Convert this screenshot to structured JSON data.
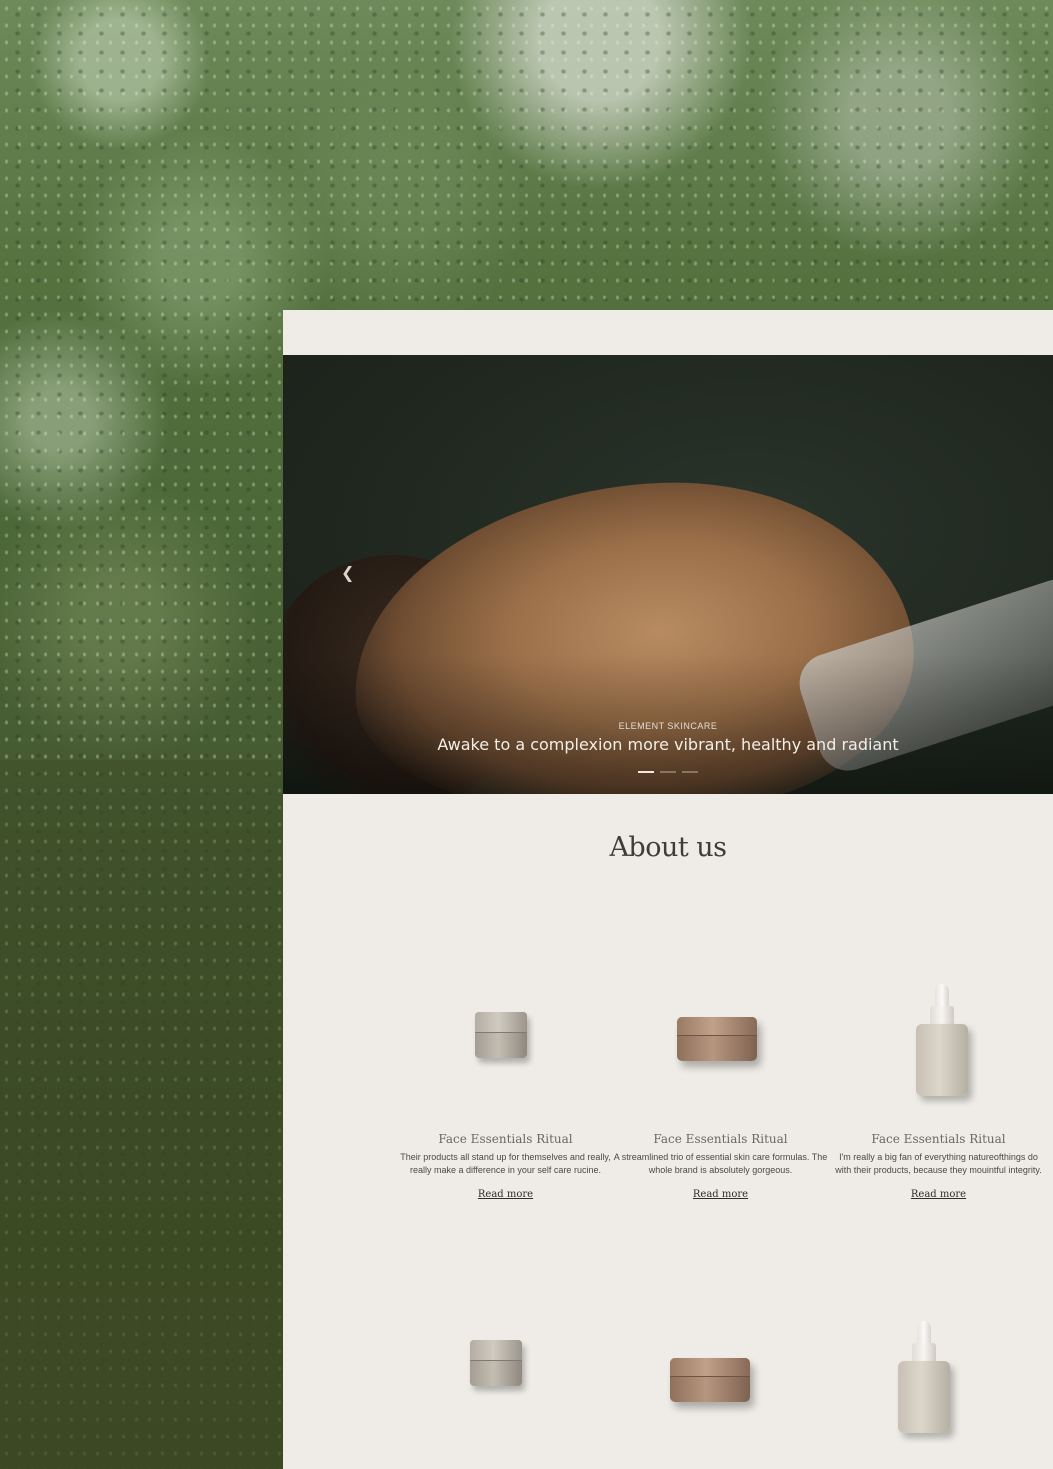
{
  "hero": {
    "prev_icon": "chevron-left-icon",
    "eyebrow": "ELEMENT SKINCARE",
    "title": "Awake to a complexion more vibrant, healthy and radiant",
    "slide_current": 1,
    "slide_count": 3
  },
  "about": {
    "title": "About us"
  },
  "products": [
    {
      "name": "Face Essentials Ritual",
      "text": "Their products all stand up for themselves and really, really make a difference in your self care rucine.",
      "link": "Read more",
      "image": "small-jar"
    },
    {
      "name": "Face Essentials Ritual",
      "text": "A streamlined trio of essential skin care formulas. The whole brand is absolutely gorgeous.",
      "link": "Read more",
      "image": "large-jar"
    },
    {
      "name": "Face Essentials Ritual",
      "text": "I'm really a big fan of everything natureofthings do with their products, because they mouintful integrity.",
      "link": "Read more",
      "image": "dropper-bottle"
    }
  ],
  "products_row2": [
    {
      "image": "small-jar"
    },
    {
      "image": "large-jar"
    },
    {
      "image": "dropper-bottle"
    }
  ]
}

——

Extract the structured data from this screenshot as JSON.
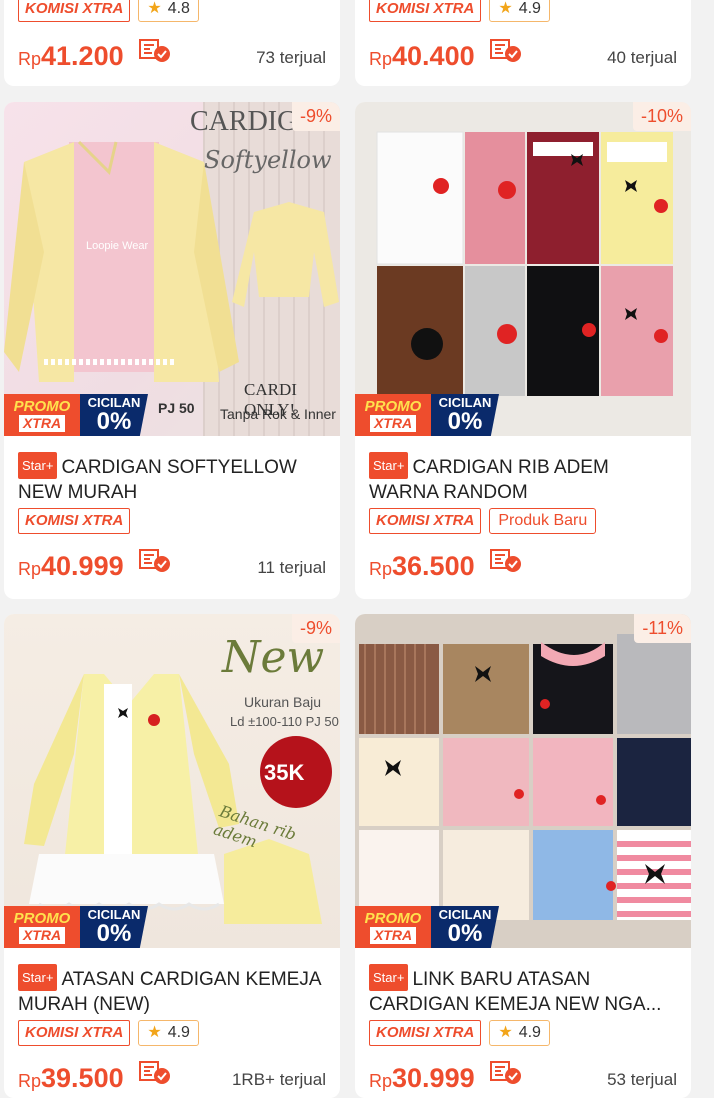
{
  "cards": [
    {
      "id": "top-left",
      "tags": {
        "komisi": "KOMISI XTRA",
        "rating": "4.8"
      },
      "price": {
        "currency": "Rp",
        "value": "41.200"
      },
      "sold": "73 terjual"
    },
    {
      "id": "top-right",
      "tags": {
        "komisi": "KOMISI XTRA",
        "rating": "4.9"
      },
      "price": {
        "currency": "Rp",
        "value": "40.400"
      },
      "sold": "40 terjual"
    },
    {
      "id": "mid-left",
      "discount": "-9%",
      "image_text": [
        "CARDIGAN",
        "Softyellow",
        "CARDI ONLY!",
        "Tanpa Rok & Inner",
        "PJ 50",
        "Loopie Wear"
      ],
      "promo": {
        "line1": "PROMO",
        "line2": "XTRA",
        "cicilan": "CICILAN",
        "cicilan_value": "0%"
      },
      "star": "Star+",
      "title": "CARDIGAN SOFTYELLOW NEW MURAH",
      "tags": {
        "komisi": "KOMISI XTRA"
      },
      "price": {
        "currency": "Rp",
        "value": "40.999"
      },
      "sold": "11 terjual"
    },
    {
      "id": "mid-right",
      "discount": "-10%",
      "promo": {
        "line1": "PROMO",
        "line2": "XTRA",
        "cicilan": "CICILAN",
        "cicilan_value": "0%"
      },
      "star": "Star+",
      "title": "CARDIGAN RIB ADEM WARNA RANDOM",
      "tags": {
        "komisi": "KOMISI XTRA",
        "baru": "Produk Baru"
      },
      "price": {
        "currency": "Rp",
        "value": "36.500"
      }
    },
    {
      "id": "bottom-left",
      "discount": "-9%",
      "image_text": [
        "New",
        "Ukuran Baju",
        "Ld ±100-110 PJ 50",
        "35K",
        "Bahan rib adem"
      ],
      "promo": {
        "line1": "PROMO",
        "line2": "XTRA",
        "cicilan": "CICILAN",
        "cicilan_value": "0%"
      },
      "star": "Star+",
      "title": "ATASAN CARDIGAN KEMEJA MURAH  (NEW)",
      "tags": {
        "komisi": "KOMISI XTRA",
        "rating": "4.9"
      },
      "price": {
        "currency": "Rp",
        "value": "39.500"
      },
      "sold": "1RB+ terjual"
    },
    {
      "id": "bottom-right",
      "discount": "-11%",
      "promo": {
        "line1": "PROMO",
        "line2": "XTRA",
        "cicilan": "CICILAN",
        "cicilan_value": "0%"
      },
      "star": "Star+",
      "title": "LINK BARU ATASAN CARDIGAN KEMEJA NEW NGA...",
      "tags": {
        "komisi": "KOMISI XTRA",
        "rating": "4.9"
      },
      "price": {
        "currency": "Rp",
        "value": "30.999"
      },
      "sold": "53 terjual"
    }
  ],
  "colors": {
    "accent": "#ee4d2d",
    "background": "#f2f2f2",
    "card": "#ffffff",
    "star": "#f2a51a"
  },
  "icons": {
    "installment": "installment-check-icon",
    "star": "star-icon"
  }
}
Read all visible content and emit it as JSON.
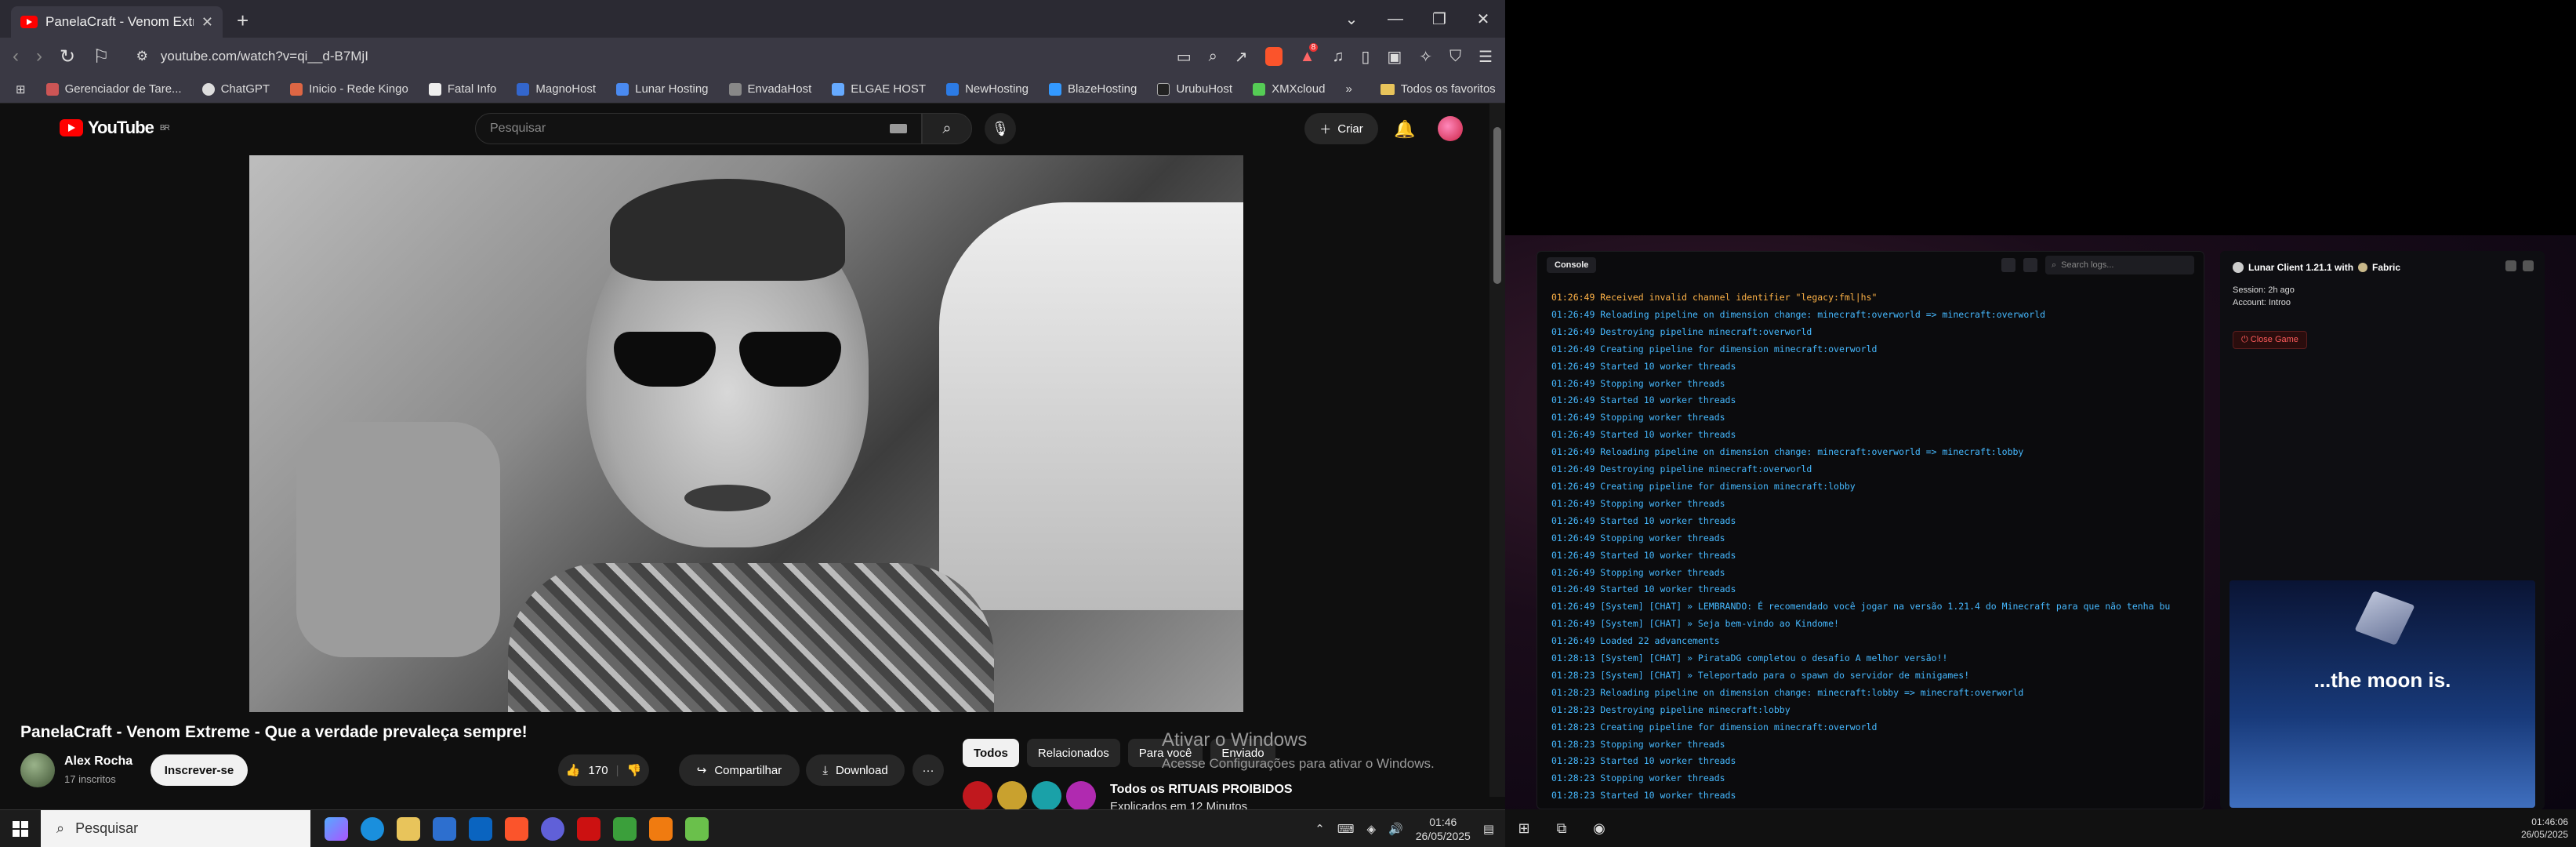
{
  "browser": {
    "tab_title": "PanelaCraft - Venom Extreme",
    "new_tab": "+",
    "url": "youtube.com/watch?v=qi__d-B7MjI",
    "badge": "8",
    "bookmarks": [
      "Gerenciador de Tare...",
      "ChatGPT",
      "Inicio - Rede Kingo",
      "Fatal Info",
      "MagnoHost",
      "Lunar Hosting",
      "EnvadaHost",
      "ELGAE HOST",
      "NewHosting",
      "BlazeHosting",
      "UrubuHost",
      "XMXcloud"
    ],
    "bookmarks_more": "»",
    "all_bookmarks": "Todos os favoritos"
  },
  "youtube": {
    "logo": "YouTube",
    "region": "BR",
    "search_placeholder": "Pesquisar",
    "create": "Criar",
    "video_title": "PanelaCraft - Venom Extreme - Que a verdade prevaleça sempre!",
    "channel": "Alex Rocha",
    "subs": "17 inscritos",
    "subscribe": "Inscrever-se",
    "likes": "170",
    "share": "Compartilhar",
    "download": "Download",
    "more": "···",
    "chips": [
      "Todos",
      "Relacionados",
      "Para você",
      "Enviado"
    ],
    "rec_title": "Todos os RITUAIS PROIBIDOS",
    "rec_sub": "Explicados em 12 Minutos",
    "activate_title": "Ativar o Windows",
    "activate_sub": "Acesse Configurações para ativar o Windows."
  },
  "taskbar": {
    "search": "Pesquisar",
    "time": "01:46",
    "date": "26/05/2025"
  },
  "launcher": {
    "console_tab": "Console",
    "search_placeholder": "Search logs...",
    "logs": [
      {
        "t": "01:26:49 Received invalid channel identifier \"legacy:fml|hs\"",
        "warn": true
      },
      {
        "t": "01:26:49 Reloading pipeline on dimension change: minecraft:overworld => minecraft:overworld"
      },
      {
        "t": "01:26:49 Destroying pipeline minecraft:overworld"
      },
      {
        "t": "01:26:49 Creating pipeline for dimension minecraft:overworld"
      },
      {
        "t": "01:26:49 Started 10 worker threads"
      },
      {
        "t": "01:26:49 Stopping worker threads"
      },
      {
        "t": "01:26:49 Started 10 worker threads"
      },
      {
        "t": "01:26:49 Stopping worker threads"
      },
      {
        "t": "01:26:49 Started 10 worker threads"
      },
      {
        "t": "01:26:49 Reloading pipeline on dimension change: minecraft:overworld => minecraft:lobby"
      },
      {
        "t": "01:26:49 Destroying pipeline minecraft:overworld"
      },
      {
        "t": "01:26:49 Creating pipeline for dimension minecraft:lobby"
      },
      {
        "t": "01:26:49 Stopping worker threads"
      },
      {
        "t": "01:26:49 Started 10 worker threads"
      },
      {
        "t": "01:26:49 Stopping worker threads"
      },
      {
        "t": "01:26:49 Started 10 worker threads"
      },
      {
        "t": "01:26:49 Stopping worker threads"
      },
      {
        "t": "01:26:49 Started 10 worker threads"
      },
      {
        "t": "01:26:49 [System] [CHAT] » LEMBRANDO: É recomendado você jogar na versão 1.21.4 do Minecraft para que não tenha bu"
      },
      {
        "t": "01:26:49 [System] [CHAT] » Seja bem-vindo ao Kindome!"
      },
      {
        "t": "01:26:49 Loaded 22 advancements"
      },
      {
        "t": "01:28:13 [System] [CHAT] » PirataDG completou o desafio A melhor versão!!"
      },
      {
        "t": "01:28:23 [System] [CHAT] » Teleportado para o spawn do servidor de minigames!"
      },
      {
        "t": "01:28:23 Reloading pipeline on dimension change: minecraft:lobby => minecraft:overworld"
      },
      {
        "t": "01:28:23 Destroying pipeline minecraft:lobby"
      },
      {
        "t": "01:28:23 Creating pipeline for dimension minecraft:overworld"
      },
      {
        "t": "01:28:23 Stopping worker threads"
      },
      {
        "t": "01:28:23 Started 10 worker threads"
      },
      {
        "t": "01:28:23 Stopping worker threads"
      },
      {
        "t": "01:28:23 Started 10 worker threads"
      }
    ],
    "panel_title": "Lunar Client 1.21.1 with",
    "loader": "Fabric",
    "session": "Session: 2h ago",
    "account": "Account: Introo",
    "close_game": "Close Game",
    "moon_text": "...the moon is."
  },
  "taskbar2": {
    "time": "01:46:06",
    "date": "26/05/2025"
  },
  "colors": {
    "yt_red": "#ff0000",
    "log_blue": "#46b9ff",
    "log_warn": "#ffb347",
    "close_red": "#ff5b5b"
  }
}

——

Set task
Find the lines holding "System" and list every one.

Completed task
        "t": "01:26:49 [System] [CHAT] » LEMBRANDO: É recomendado você jogar na versão 1.21.4 do Minecraft para que não tenha bu"
        "t": "01:26:49 [System] [CHAT] » Seja bem-vindo ao Kindome!"
        "t": "01:28:13 [System] [CHAT] » PirataDG completou o desafio A melhor versão!!"
        "t": "01:28:23 [System] [CHAT] » Teleportado para o spawn do servidor de minigames!"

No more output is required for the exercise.